- _Listed entries_
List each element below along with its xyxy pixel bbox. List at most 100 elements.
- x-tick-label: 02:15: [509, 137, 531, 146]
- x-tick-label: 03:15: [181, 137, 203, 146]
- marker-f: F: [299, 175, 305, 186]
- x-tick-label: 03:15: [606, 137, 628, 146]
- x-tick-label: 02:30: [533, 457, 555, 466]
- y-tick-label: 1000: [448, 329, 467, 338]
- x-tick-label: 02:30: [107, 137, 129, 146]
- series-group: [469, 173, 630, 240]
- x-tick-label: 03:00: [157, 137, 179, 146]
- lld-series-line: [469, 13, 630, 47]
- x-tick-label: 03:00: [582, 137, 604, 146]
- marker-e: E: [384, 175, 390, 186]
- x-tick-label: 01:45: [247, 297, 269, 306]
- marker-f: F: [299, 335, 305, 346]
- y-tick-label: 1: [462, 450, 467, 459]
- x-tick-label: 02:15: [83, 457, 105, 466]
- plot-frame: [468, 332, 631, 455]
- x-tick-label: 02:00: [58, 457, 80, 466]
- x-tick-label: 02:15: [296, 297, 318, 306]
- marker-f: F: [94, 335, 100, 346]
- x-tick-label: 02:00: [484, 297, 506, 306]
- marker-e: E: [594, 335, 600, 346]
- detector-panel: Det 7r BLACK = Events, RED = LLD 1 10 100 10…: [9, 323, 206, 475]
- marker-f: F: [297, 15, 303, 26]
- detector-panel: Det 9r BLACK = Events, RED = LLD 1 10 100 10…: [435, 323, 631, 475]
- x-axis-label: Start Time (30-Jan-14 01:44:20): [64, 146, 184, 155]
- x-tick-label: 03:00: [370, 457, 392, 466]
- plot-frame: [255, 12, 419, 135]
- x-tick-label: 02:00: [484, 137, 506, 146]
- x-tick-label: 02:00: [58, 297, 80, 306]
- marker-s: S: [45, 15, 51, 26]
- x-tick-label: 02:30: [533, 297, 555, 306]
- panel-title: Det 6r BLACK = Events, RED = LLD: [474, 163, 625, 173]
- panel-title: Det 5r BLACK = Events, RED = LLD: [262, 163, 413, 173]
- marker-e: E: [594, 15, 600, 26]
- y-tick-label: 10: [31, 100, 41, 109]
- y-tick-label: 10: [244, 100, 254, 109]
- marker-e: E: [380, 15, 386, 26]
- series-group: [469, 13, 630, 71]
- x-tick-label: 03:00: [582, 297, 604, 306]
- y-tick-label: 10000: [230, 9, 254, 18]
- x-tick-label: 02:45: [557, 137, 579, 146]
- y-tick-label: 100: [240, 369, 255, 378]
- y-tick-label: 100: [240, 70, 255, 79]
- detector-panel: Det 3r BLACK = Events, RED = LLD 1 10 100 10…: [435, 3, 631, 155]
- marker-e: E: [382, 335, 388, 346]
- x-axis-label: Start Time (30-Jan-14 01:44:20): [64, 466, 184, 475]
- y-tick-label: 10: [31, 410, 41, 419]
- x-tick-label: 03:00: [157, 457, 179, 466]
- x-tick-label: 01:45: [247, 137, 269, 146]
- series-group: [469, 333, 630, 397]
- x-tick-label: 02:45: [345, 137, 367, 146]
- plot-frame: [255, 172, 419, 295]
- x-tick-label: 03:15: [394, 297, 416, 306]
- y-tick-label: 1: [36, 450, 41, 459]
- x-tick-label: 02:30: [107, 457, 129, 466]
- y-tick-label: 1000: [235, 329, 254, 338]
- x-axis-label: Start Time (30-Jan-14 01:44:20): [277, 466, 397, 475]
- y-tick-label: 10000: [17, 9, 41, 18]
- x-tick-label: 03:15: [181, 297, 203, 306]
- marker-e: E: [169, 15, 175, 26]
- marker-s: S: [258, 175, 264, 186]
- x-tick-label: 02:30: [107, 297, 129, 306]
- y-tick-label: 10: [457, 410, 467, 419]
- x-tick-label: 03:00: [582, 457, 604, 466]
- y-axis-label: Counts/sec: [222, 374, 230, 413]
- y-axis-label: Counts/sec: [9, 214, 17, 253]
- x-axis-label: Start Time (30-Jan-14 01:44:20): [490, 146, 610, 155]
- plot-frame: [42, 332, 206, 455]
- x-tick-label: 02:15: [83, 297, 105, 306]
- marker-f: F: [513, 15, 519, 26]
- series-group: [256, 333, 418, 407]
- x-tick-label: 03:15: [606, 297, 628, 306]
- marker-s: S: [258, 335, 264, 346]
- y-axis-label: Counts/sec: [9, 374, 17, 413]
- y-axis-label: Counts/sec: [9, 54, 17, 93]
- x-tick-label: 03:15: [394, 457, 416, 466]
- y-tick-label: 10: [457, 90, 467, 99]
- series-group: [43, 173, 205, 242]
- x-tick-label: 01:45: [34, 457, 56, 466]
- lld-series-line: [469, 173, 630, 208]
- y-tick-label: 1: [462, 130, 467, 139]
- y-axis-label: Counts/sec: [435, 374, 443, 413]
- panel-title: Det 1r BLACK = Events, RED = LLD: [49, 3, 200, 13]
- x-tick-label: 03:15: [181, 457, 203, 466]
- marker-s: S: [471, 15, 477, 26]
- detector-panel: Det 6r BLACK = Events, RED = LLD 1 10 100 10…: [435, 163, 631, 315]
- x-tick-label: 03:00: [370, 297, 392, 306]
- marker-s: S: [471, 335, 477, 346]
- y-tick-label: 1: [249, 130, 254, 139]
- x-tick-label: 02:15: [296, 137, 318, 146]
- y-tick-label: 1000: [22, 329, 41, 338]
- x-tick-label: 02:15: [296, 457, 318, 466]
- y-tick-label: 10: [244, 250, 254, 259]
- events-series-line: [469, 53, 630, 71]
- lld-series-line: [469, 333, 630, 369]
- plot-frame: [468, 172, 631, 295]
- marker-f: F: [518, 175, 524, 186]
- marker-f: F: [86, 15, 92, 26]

- _Exercise directions_
Rename "plot-frame" to "chart-area" throughout the items above, and reproduce every item with nothing else altered.

- _Task response_
List each element below along with its xyxy pixel bbox. List at most 100 elements.
- x-tick-label: 02:15: [509, 137, 531, 146]
- x-tick-label: 03:15: [181, 137, 203, 146]
- marker-f: F: [299, 175, 305, 186]
- x-tick-label: 03:15: [606, 137, 628, 146]
- x-tick-label: 02:30: [533, 457, 555, 466]
- y-tick-label: 1000: [448, 329, 467, 338]
- x-tick-label: 02:30: [107, 137, 129, 146]
- series-group: [469, 173, 630, 240]
- x-tick-label: 03:00: [157, 137, 179, 146]
- lld-series-line: [469, 13, 630, 47]
- x-tick-label: 03:00: [582, 137, 604, 146]
- marker-e: E: [384, 175, 390, 186]
- x-tick-label: 01:45: [247, 297, 269, 306]
- marker-f: F: [299, 335, 305, 346]
- y-tick-label: 1: [462, 450, 467, 459]
- x-tick-label: 02:15: [83, 457, 105, 466]
- chart-area: [468, 332, 631, 455]
- x-tick-label: 02:00: [58, 457, 80, 466]
- x-tick-label: 02:15: [296, 297, 318, 306]
- marker-f: F: [94, 335, 100, 346]
- x-tick-label: 02:00: [484, 297, 506, 306]
- marker-e: E: [594, 335, 600, 346]
- detector-panel: Det 7r BLACK = Events, RED = LLD 1 10 100 10…: [9, 323, 206, 475]
- marker-f: F: [297, 15, 303, 26]
- detector-panel: Det 9r BLACK = Events, RED = LLD 1 10 100 10…: [435, 323, 631, 475]
- x-axis-label: Start Time (30-Jan-14 01:44:20): [64, 146, 184, 155]
- x-tick-label: 03:00: [370, 457, 392, 466]
- chart-area: [255, 12, 419, 135]
- x-tick-label: 02:00: [484, 137, 506, 146]
- x-tick-label: 02:00: [58, 297, 80, 306]
- marker-s: S: [45, 15, 51, 26]
- x-tick-label: 02:30: [533, 297, 555, 306]
- panel-title: Det 6r BLACK = Events, RED = LLD: [474, 163, 625, 173]
- panel-title: Det 5r BLACK = Events, RED = LLD: [262, 163, 413, 173]
- marker-e: E: [594, 15, 600, 26]
- y-tick-label: 10: [31, 100, 41, 109]
- y-tick-label: 10: [244, 100, 254, 109]
- marker-e: E: [380, 15, 386, 26]
- series-group: [469, 13, 630, 71]
- x-tick-label: 03:00: [582, 297, 604, 306]
- y-tick-label: 10000: [230, 9, 254, 18]
- x-tick-label: 02:45: [557, 137, 579, 146]
- y-tick-label: 100: [240, 369, 255, 378]
- y-tick-label: 100: [240, 70, 255, 79]
- detector-panel: Det 3r BLACK = Events, RED = LLD 1 10 100 10…: [435, 3, 631, 155]
- marker-e: E: [382, 335, 388, 346]
- x-axis-label: Start Time (30-Jan-14 01:44:20): [64, 466, 184, 475]
- y-tick-label: 10: [31, 410, 41, 419]
- x-tick-label: 03:00: [157, 457, 179, 466]
- x-tick-label: 01:45: [247, 137, 269, 146]
- series-group: [469, 333, 630, 397]
- x-tick-label: 02:45: [345, 137, 367, 146]
- chart-area: [255, 172, 419, 295]
- x-tick-label: 03:15: [394, 297, 416, 306]
- y-tick-label: 1: [36, 450, 41, 459]
- x-tick-label: 02:30: [107, 457, 129, 466]
- y-tick-label: 1000: [235, 329, 254, 338]
- x-axis-label: Start Time (30-Jan-14 01:44:20): [277, 466, 397, 475]
- y-tick-label: 10000: [17, 9, 41, 18]
- x-tick-label: 03:15: [181, 297, 203, 306]
- marker-e: E: [169, 15, 175, 26]
- marker-s: S: [258, 175, 264, 186]
- x-tick-label: 02:30: [107, 297, 129, 306]
- y-tick-label: 10: [457, 410, 467, 419]
- x-tick-label: 03:00: [582, 457, 604, 466]
- y-axis-label: Counts/sec: [222, 374, 230, 413]
- y-axis-label: Counts/sec: [9, 214, 17, 253]
- x-axis-label: Start Time (30-Jan-14 01:44:20): [490, 146, 610, 155]
- chart-area: [42, 332, 206, 455]
- x-tick-label: 02:15: [83, 297, 105, 306]
- marker-f: F: [513, 15, 519, 26]
- series-group: [256, 333, 418, 407]
- x-tick-label: 03:15: [606, 297, 628, 306]
- marker-s: S: [258, 335, 264, 346]
- y-axis-label: Counts/sec: [9, 374, 17, 413]
- y-axis-label: Counts/sec: [9, 54, 17, 93]
- x-tick-label: 03:15: [394, 457, 416, 466]
- y-tick-label: 10: [457, 90, 467, 99]
- series-group: [43, 173, 205, 242]
- x-tick-label: 01:45: [34, 457, 56, 466]
- lld-series-line: [469, 173, 630, 208]
- y-tick-label: 1: [462, 130, 467, 139]
- y-axis-label: Counts/sec: [435, 374, 443, 413]
- panel-title: Det 1r BLACK = Events, RED = LLD: [49, 3, 200, 13]
- x-tick-label: 03:15: [181, 457, 203, 466]
- marker-s: S: [471, 15, 477, 26]
- detector-panel: Det 6r BLACK = Events, RED = LLD 1 10 100 10…: [435, 163, 631, 315]
- x-tick-label: 03:00: [370, 297, 392, 306]
- marker-s: S: [471, 335, 477, 346]
- y-tick-label: 1: [249, 130, 254, 139]
- x-tick-label: 02:15: [296, 137, 318, 146]
- y-tick-label: 1000: [22, 329, 41, 338]
- x-tick-label: 02:15: [296, 457, 318, 466]
- y-tick-label: 10: [244, 250, 254, 259]
- events-series-line: [469, 53, 630, 71]
- lld-series-line: [469, 333, 630, 369]
- chart-area: [468, 172, 631, 295]
- marker-f: F: [518, 175, 524, 186]
- marker-f: F: [86, 15, 92, 26]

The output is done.